_Task to complete_
Using the bug report below, explain in one to three sentences why the reporter concludes that the rescue boot entry was never updated.

#259 Rescue boot entry not updated on OS upgrades
Closed: Won't fix 2 years ago by chrismurphy. Opened 2 years ago by axels.

I recently upgraded to Fedora 35 and not long after tried to use the rescue mode: at the grub bootloader, the entry that boots without a graphical interface and lets you log in directly as root. I was able to boot into rescue mode, but found something surprising.

My rescue boot entry is labelled:
Fedora (0-rescue-2ec787e75c0843b69d1d8f66082910a6) 30 (Workstation Edition)

which is consistent with the fact the first version of Fedora installed on this laptop was Fedora 30.

So it appears that although the OS has been updated through 5 major versions, the rescue entry was never updated, and still relies on a 4.x kernel.

This doesn't seem right and should probably be fixed.


I'm pretty sure this is working as intended. In the short term, maybe the kernel package script that creates the rescue vmlinuz+initramfs pair initially, can be rexecuted only during offline upgrades and just automatically keep it up to date?

_Information shown_
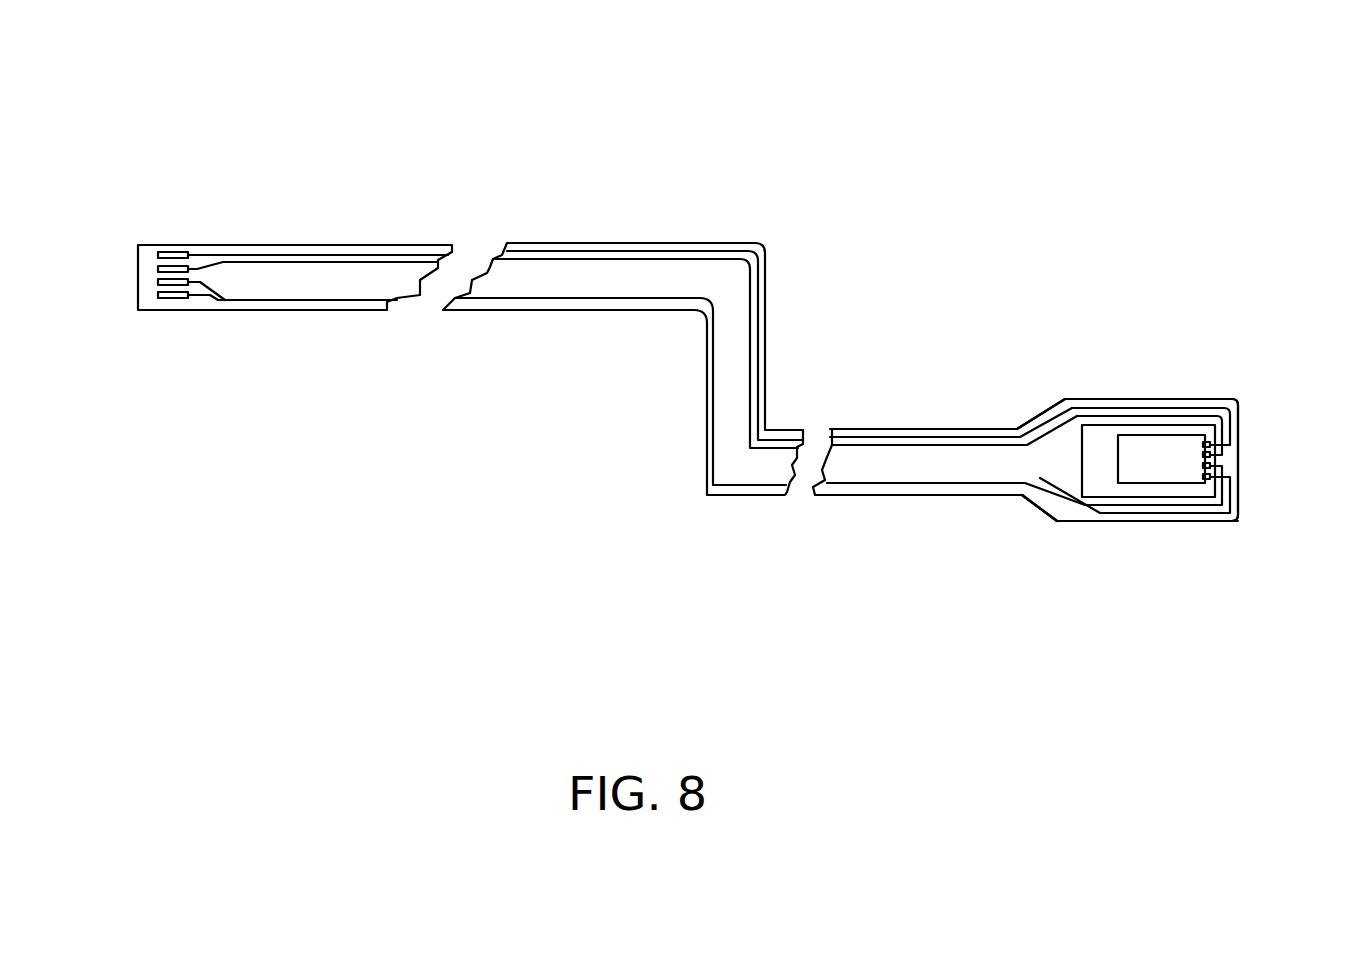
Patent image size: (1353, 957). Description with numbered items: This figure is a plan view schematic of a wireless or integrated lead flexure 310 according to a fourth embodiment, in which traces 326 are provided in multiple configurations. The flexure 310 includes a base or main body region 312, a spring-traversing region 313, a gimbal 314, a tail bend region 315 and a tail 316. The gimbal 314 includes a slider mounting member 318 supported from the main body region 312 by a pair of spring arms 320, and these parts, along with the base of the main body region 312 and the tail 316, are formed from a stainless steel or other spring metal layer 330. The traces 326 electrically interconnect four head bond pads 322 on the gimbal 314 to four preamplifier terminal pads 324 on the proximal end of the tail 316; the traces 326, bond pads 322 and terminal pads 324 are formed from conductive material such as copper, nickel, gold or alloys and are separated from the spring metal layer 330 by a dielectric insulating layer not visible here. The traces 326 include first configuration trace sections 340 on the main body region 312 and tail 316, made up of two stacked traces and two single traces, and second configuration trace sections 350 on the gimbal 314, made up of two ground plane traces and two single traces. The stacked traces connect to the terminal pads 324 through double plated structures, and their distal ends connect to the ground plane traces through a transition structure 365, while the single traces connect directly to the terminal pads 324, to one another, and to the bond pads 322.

_Complete response_
The rescue entry's label shows Fedora 30, which was the first version installed on the laptop, even though the system has since been upgraded to Fedora 35 through five major versions. The label's match with the original install version points to an entry that was never refreshed and still relies on a 4.x kernel.